## Stored rows:
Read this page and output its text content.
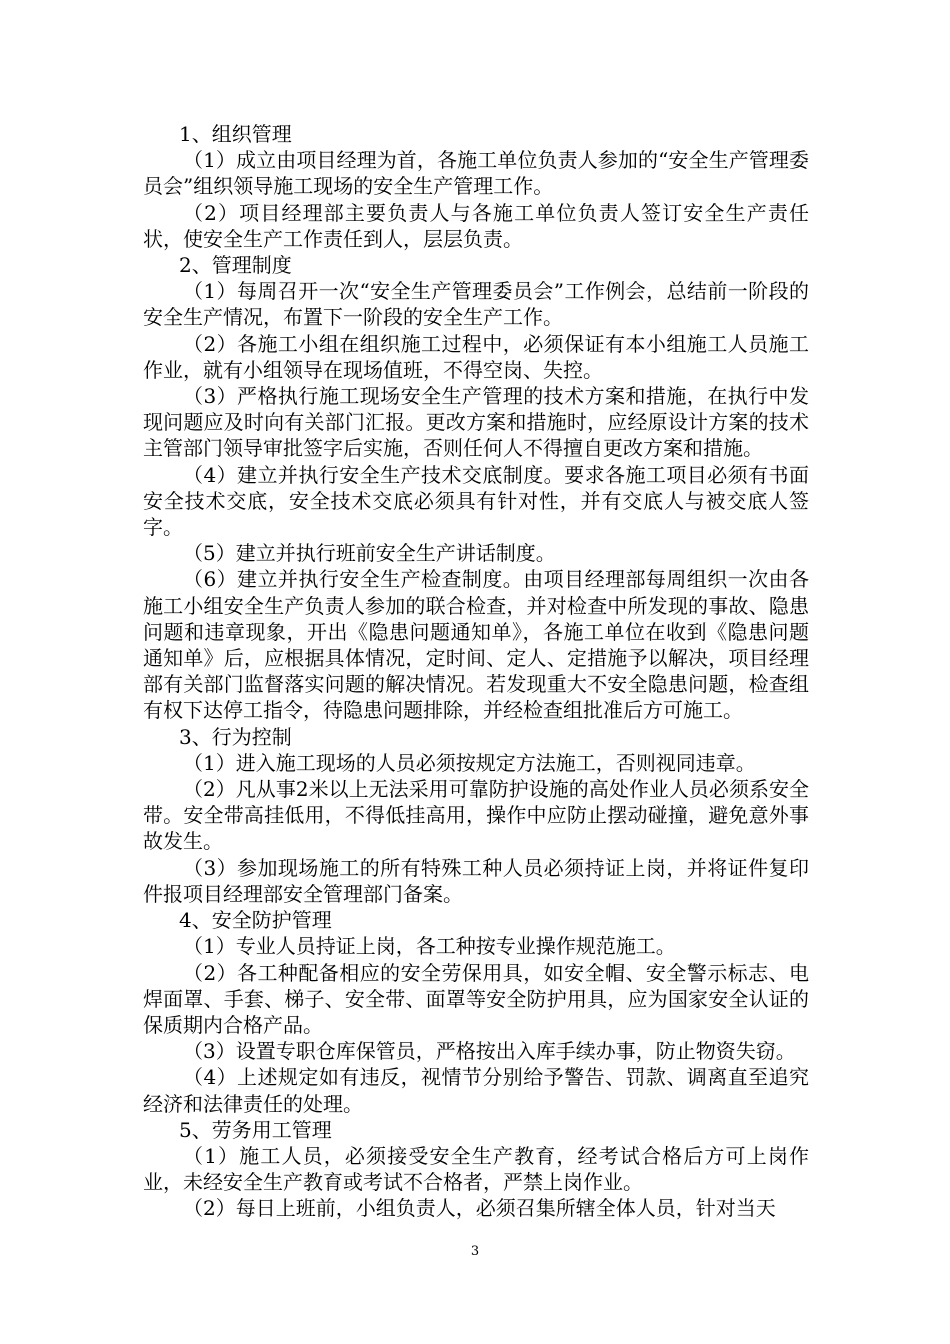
1、组织管理

（1）成立由项目经理为首，各施工单位负责人参加的“安全生产管理委员会”组织领导施工现场的安全生产管理工作。

（2）项目经理部主要负责人与各施工单位负责人签订安全生产责任状，使安全生产工作责任到人，层层负责。

2、管理制度

（1）每周召开一次“安全生产管理委员会”工作例会，总结前一阶段的安全生产情况，布置下一阶段的安全生产工作。

（2）各施工小组在组织施工过程中，必须保证有本小组施工人员施工作业，就有小组领导在现场值班，不得空岗、失控。

（3）严格执行施工现场安全生产管理的技术方案和措施，在执行中发现问题应及时向有关部门汇报。更改方案和措施时，应经原设计方案的技术主管部门领导审批签字后实施，否则任何人不得擅自更改方案和措施。

（4）建立并执行安全生产技术交底制度。要求各施工项目必须有书面安全技术交底，安全技术交底必须具有针对性，并有交底人与被交底人签字。

（5）建立并执行班前安全生产讲话制度。

（6）建立并执行安全生产检查制度。由项目经理部每周组织一次由各施工小组安全生产负责人参加的联合检查，并对检查中所发现的事故、隐患问题和违章现象，开出《隐患问题通知单》，各施工单位在收到《隐患问题通知单》后，应根据具体情况，定时间、定人、定措施予以解决，项目经理部有关部门监督落实问题的解决情况。若发现重大不安全隐患问题，检查组有权下达停工指令，待隐患问题排除，并经检查组批准后方可施工。

3、行为控制

（1）进入施工现场的人员必须按规定方法施工，否则视同违章。

（2）凡从事2米以上无法采用可靠防护设施的高处作业人员必须系安全带。安全带高挂低用，不得低挂高用，操作中应防止摆动碰撞，避免意外事故发生。

（3）参加现场施工的所有特殊工种人员必须持证上岗，并将证件复印件报项目经理部安全管理部门备案。

4、安全防护管理

（1）专业人员持证上岗，各工种按专业操作规范施工。

（2）各工种配备相应的安全劳保用具，如安全帽、安全警示标志、电焊面罩、手套、梯子、安全带、面罩等安全防护用具，应为国家安全认证的保质期内合格产品。

（3）设置专职仓库保管员，严格按出入库手续办事，防止物资失窃。

（4）上述规定如有违反，视情节分别给予警告、罚款、调离直至追究经济和法律责任的处理。

5、劳务用工管理

（1）施工人员，必须接受安全生产教育，经考试合格后方可上岗作业，未经安全生产教育或考试不合格者，严禁上岗作业。

（2）每日上班前，小组负责人，必须召集所辖全体人员，针对当天

3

## Problem details:
Keep only the lines that hold the string "安全生产管理委员会", and copy them out.

## Worked answer:
（1）成立由项目经理为首，各施工单位负责人参加的“安全生产管理委员会”组织领导施工现场的安全生产管理工作。
（1）每周召开一次“安全生产管理委员会”工作例会，总结前一阶段的安全生产情况，布置下一阶段的安全生产工作。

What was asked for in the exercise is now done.